Requirement:
Select from the data all lines with the word "için".
---- Stored rows
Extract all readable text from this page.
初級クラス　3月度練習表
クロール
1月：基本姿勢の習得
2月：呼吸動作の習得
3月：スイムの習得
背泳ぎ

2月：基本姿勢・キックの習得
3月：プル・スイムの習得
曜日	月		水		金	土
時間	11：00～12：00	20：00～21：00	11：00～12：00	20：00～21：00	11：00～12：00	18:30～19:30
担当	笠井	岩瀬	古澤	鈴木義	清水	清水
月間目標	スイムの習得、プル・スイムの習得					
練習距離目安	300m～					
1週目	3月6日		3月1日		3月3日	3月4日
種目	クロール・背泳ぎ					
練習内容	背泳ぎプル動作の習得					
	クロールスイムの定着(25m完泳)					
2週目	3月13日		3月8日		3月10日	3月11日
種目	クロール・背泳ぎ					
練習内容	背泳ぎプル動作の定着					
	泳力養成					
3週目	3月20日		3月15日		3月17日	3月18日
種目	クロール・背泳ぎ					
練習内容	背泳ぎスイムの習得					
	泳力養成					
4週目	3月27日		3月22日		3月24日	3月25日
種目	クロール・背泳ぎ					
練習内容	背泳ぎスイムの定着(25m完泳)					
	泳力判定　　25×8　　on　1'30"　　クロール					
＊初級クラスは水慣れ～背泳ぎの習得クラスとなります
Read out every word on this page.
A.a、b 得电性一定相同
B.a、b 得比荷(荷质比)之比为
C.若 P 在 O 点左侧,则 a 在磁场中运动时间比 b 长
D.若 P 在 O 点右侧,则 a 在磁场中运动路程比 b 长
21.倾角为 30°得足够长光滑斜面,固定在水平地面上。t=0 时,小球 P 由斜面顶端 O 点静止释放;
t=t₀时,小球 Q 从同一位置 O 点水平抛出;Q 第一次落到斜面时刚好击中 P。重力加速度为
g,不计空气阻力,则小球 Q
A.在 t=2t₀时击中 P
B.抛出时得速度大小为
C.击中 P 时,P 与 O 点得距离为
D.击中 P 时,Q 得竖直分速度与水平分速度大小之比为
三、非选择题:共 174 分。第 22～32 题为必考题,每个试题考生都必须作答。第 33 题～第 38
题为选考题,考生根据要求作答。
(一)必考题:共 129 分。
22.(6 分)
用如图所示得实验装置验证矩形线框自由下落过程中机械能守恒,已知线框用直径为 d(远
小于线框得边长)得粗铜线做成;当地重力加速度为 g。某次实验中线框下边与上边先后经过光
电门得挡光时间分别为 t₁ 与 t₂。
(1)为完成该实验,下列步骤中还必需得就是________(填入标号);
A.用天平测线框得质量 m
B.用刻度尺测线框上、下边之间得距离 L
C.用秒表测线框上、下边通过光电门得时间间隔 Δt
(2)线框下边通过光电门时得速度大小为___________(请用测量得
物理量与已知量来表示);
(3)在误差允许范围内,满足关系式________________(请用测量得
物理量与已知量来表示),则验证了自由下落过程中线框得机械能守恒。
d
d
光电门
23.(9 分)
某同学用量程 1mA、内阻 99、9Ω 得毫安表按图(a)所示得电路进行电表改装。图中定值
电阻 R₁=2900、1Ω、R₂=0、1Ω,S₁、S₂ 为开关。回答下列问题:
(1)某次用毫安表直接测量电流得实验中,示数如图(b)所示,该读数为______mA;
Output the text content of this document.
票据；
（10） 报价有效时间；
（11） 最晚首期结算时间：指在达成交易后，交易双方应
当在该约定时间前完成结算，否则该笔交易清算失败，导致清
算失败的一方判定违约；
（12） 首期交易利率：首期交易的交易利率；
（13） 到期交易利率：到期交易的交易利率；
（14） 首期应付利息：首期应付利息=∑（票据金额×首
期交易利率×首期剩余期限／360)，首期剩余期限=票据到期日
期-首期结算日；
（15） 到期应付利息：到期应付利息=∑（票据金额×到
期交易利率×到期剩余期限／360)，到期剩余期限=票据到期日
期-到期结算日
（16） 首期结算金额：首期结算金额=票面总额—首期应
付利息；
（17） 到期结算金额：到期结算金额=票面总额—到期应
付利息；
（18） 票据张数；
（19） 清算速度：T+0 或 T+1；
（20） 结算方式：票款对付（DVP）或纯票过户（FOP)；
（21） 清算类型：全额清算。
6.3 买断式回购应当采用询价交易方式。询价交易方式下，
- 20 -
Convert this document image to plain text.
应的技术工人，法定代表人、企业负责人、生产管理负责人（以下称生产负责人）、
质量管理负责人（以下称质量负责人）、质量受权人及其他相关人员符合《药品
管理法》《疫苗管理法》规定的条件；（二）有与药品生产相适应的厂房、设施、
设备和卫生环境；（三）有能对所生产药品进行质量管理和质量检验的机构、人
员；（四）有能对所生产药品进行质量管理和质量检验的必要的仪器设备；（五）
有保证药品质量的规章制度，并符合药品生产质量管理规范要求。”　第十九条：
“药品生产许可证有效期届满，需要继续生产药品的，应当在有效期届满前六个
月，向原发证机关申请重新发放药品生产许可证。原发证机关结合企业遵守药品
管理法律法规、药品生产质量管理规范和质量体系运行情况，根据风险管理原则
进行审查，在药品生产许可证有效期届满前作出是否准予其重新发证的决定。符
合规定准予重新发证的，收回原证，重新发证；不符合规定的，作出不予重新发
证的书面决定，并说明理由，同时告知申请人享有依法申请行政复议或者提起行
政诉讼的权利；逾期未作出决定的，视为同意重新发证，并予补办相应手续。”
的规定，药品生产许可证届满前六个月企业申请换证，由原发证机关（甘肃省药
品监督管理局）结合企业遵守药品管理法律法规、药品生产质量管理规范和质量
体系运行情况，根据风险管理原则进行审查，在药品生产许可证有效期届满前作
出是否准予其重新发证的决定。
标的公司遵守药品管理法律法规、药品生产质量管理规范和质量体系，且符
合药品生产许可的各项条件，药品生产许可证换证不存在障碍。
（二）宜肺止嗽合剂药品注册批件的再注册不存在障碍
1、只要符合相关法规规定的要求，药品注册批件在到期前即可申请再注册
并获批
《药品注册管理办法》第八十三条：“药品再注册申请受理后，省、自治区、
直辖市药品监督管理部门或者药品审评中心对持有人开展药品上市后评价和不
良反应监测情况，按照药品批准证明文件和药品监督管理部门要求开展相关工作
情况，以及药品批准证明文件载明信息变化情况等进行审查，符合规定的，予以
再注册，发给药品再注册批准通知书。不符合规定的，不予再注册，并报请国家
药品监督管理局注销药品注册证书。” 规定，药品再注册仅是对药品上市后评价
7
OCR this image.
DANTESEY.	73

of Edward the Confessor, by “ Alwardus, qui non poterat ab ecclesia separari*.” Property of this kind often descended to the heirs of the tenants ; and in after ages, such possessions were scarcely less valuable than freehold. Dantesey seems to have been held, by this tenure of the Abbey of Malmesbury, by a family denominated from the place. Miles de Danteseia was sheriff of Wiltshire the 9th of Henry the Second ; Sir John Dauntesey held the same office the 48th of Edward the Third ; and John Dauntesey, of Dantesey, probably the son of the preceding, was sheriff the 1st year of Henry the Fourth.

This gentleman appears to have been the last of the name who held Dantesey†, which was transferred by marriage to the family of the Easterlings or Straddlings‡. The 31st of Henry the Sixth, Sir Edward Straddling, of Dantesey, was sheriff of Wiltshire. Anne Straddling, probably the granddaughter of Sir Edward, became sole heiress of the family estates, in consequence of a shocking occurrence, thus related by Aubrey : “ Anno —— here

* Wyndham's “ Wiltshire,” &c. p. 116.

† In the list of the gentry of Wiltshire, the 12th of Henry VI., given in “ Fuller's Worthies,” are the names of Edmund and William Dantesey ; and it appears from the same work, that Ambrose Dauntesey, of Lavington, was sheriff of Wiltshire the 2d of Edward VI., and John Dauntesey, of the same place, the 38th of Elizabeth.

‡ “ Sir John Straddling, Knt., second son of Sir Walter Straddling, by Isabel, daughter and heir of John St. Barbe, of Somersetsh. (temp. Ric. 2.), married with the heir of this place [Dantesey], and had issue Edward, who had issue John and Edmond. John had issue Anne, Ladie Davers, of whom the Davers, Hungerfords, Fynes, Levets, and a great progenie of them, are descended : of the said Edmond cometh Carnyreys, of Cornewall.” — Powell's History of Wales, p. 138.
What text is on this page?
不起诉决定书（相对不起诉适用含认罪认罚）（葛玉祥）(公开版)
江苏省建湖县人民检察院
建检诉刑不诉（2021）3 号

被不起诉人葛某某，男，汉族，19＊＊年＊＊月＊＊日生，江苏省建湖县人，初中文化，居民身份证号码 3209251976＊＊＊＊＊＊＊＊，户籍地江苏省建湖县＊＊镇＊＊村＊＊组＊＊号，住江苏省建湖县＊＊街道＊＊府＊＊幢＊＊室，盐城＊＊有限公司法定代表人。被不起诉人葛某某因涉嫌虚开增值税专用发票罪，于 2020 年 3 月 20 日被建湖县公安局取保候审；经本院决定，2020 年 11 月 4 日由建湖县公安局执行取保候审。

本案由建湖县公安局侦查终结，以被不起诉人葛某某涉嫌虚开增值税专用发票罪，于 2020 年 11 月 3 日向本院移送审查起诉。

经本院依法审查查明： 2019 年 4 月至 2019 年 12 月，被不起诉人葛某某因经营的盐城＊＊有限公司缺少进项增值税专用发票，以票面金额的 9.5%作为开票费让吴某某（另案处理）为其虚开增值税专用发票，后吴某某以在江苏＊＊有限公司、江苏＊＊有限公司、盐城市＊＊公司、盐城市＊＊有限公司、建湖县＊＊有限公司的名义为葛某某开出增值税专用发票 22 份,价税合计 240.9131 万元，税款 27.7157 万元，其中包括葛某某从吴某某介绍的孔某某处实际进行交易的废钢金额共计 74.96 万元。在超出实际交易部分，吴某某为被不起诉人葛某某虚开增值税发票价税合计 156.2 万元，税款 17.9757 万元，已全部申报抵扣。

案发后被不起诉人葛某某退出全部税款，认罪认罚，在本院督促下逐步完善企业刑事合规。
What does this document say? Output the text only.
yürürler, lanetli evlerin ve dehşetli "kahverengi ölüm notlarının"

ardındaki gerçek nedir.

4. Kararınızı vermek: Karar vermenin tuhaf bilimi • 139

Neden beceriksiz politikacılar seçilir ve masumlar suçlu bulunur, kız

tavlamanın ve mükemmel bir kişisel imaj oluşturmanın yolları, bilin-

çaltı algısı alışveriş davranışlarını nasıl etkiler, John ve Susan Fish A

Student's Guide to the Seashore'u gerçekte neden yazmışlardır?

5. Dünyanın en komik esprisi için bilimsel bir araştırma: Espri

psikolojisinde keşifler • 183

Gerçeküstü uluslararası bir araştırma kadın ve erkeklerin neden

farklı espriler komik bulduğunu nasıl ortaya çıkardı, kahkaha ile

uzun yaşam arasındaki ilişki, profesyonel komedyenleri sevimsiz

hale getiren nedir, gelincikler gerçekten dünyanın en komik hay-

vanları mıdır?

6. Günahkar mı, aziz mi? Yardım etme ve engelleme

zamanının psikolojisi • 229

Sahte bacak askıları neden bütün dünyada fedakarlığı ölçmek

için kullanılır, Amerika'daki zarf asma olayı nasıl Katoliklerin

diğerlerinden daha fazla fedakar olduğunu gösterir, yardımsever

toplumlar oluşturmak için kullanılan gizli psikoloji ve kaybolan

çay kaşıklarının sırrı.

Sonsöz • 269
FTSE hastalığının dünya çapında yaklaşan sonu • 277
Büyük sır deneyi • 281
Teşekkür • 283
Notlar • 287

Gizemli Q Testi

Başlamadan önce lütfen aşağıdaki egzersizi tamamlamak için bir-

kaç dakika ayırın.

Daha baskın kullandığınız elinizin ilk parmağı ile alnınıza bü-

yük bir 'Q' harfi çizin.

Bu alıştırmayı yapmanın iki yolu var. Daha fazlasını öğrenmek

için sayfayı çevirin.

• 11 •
--------
Full output:
5. Dünyanın en komik esprisi için bilimsel bir araştırma: Espri
için kullanılır, Amerika'daki zarf asma olayı nasıl Katoliklerin
toplumlar oluşturmak için kullanılan gizli psikoloji ve kaybolan
Başlamadan önce lütfen aşağıdaki egzersizi tamamlamak için bir-
için sayfayı çevirin.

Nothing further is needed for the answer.